◆ **Record extracts**:

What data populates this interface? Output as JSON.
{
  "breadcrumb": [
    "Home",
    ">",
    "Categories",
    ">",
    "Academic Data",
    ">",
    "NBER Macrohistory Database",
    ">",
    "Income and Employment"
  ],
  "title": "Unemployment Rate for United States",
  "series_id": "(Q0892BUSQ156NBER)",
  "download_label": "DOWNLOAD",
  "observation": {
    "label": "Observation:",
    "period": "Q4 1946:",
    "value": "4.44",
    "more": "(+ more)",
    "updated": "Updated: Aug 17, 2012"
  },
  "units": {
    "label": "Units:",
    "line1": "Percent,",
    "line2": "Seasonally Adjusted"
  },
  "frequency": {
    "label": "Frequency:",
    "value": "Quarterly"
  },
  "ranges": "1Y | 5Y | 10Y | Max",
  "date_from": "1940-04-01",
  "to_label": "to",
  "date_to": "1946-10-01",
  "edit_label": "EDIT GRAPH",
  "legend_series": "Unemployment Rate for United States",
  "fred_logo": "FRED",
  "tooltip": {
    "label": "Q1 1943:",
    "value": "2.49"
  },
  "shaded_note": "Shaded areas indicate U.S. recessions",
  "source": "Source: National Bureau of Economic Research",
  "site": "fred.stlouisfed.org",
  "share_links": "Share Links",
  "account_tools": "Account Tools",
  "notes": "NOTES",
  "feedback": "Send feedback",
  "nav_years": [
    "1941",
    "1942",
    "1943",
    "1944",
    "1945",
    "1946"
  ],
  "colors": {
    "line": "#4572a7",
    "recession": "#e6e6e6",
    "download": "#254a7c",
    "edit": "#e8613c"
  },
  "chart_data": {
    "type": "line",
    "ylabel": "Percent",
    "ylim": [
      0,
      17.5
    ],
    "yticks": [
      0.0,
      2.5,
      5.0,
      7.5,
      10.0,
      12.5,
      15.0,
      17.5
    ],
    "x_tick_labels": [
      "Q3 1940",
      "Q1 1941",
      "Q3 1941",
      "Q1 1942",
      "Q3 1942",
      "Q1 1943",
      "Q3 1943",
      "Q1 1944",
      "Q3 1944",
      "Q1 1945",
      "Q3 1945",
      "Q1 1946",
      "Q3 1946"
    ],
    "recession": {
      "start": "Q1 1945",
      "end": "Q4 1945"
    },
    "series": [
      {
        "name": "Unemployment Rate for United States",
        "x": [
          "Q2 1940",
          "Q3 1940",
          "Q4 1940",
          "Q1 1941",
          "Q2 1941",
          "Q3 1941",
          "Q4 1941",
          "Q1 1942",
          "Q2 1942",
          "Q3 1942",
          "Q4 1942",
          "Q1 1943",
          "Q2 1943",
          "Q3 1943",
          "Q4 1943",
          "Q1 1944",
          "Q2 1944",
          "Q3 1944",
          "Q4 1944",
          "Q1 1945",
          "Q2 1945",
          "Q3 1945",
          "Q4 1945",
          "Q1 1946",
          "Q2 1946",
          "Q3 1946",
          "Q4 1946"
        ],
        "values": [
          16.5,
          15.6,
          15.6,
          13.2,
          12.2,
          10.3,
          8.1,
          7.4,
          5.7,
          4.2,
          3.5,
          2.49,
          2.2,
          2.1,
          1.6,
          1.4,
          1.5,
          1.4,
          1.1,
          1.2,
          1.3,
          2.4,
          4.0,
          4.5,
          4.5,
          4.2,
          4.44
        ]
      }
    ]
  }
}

◆ **Problem to solve**:
Make an exact copy of the data above.

◆ **Output**:
What data populates this interface? Output as JSON.
{
  "breadcrumb": [
    "Home",
    ">",
    "Categories",
    ">",
    "Academic Data",
    ">",
    "NBER Macrohistory Database",
    ">",
    "Income and Employment"
  ],
  "title": "Unemployment Rate for United States",
  "series_id": "(Q0892BUSQ156NBER)",
  "download_label": "DOWNLOAD",
  "observation": {
    "label": "Observation:",
    "period": "Q4 1946:",
    "value": "4.44",
    "more": "(+ more)",
    "updated": "Updated: Aug 17, 2012"
  },
  "units": {
    "label": "Units:",
    "line1": "Percent,",
    "line2": "Seasonally Adjusted"
  },
  "frequency": {
    "label": "Frequency:",
    "value": "Quarterly"
  },
  "ranges": "1Y | 5Y | 10Y | Max",
  "date_from": "1940-04-01",
  "to_label": "to",
  "date_to": "1946-10-01",
  "edit_label": "EDIT GRAPH",
  "legend_series": "Unemployment Rate for United States",
  "fred_logo": "FRED",
  "tooltip": {
    "label": "Q1 1943:",
    "value": "2.49"
  },
  "shaded_note": "Shaded areas indicate U.S. recessions",
  "source": "Source: National Bureau of Economic Research",
  "site": "fred.stlouisfed.org",
  "share_links": "Share Links",
  "account_tools": "Account Tools",
  "notes": "NOTES",
  "feedback": "Send feedback",
  "nav_years": [
    "1941",
    "1942",
    "1943",
    "1944",
    "1945",
    "1946"
  ],
  "colors": {
    "line": "#4572a7",
    "recession": "#e6e6e6",
    "download": "#254a7c",
    "edit": "#e8613c"
  },
  "chart_data": {
    "type": "line",
    "ylabel": "Percent",
    "ylim": [
      0,
      17.5
    ],
    "yticks": [
      0.0,
      2.5,
      5.0,
      7.5,
      10.0,
      12.5,
      15.0,
      17.5
    ],
    "x_tick_labels": [
      "Q3 1940",
      "Q1 1941",
      "Q3 1941",
      "Q1 1942",
      "Q3 1942",
      "Q1 1943",
      "Q3 1943",
      "Q1 1944",
      "Q3 1944",
      "Q1 1945",
      "Q3 1945",
      "Q1 1946",
      "Q3 1946"
    ],
    "recession": {
      "start": "Q1 1945",
      "end": "Q4 1945"
    },
    "series": [
      {
        "name": "Unemployment Rate for United States",
        "x": [
          "Q2 1940",
          "Q3 1940",
          "Q4 1940",
          "Q1 1941",
          "Q2 1941",
          "Q3 1941",
          "Q4 1941",
          "Q1 1942",
          "Q2 1942",
          "Q3 1942",
          "Q4 1942",
          "Q1 1943",
          "Q2 1943",
          "Q3 1943",
          "Q4 1943",
          "Q1 1944",
          "Q2 1944",
          "Q3 1944",
          "Q4 1944",
          "Q1 1945",
          "Q2 1945",
          "Q3 1945",
          "Q4 1945",
          "Q1 1946",
          "Q2 1946",
          "Q3 1946",
          "Q4 1946"
        ],
        "values": [
          16.5,
          15.6,
          15.6,
          13.2,
          12.2,
          10.3,
          8.1,
          7.4,
          5.7,
          4.2,
          3.5,
          2.49,
          2.2,
          2.1,
          1.6,
          1.4,
          1.5,
          1.4,
          1.1,
          1.2,
          1.3,
          2.4,
          4.0,
          4.5,
          4.5,
          4.2,
          4.44
        ]
      }
    ]
  }
}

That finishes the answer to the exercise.